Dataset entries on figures
------------------------------
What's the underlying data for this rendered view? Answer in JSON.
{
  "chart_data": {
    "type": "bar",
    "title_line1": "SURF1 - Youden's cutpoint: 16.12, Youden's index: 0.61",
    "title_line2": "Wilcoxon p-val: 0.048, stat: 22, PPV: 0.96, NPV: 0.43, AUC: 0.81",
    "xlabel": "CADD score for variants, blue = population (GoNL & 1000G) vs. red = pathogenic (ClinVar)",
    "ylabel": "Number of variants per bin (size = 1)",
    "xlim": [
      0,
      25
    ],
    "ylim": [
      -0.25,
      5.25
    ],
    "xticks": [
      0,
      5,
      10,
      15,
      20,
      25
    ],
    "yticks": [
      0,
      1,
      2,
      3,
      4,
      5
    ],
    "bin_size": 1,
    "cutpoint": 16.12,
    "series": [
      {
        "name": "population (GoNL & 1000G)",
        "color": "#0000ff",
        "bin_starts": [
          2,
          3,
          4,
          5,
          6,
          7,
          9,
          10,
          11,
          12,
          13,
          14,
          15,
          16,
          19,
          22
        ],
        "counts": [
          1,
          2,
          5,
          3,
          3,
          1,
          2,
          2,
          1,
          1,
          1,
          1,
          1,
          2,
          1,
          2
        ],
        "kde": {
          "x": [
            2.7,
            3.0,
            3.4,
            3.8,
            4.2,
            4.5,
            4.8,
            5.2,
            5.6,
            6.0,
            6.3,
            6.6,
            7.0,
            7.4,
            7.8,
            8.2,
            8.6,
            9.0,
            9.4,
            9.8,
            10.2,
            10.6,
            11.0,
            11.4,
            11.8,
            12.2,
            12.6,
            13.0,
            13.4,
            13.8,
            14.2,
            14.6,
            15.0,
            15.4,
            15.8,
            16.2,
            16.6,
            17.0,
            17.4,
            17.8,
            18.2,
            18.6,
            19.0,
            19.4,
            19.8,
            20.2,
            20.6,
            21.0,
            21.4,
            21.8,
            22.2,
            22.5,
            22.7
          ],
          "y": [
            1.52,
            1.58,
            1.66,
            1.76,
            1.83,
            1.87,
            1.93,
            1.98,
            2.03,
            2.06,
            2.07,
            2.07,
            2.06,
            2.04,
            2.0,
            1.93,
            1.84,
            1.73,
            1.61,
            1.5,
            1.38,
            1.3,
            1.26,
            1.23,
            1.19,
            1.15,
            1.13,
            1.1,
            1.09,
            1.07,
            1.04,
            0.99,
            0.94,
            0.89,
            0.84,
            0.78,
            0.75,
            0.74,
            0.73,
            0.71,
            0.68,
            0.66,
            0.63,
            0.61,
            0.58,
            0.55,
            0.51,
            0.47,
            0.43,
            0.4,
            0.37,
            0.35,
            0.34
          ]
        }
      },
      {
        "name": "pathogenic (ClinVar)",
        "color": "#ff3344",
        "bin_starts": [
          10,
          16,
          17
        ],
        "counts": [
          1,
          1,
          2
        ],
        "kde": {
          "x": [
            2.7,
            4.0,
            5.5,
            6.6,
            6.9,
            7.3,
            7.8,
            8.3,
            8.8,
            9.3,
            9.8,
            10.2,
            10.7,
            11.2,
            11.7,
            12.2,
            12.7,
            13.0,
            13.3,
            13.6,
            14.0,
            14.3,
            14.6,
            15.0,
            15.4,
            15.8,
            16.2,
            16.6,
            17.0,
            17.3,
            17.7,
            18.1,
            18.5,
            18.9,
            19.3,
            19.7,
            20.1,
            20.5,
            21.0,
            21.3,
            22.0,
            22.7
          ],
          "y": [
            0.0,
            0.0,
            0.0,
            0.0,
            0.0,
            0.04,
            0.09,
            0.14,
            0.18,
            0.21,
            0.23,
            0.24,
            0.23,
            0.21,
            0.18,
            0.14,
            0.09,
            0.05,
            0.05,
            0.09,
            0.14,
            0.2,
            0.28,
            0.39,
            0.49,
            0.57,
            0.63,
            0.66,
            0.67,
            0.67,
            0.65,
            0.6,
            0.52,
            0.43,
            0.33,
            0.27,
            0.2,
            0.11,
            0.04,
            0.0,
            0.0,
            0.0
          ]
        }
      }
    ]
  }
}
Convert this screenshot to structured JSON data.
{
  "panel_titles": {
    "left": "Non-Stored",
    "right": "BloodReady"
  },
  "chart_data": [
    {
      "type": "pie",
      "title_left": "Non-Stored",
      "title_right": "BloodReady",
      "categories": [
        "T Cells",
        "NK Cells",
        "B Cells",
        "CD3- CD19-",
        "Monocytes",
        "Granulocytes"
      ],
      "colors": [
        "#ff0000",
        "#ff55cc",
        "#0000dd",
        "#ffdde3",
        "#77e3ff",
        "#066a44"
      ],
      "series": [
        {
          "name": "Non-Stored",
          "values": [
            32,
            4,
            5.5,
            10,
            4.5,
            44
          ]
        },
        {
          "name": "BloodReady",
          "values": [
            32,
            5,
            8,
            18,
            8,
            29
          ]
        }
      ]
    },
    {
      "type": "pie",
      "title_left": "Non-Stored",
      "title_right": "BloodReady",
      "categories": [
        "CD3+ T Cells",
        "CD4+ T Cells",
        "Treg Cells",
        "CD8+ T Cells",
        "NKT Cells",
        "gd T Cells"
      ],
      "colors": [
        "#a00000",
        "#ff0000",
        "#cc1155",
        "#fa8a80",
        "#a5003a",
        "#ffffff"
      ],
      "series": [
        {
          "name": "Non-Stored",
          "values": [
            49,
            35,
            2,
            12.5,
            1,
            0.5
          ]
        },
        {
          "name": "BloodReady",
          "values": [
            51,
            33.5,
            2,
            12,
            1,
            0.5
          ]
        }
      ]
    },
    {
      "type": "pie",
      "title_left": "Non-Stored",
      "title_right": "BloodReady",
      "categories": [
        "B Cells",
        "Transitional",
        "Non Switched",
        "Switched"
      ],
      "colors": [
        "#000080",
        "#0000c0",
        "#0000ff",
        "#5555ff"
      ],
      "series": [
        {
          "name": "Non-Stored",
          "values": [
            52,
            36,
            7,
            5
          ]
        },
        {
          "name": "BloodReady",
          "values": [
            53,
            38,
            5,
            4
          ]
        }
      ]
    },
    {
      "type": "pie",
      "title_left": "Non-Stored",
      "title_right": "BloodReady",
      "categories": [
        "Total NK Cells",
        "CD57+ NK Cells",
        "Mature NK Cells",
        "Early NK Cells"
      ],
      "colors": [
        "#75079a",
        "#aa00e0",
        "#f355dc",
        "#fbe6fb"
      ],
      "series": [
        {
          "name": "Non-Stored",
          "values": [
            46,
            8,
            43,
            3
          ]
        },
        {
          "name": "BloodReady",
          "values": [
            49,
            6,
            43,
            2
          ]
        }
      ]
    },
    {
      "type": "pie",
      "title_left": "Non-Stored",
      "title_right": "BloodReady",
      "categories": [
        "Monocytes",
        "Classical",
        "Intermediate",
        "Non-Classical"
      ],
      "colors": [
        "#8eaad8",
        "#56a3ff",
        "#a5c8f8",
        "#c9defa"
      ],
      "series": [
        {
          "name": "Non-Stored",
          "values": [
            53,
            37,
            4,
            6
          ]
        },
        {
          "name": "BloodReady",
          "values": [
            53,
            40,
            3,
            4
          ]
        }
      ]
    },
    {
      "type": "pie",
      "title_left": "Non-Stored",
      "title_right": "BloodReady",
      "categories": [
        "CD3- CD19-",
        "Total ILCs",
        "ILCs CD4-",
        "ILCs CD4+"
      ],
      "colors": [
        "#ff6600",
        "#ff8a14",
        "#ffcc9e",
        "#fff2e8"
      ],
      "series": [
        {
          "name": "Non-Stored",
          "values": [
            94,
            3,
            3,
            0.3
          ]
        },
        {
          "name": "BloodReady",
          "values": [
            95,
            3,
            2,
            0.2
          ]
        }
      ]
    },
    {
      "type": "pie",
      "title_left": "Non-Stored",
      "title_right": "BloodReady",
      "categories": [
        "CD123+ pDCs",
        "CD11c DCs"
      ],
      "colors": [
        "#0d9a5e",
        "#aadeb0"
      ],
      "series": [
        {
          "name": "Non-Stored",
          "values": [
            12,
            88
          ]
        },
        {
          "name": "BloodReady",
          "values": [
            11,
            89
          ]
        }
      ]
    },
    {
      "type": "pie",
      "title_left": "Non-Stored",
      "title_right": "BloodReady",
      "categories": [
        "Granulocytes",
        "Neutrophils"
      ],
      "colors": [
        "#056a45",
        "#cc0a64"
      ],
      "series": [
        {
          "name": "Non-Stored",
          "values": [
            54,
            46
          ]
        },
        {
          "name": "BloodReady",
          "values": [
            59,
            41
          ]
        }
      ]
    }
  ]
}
------------------------------
**Exercise directions**
Wherever the string "pathogenic" occurs in the records, copy the line it is in.

**Problem solution**
    "xlabel": "CADD score for variants, blue = population (GoNL & 1000G) vs. red = pathogenic (ClinVar)",
        "name": "pathogenic (ClinVar)",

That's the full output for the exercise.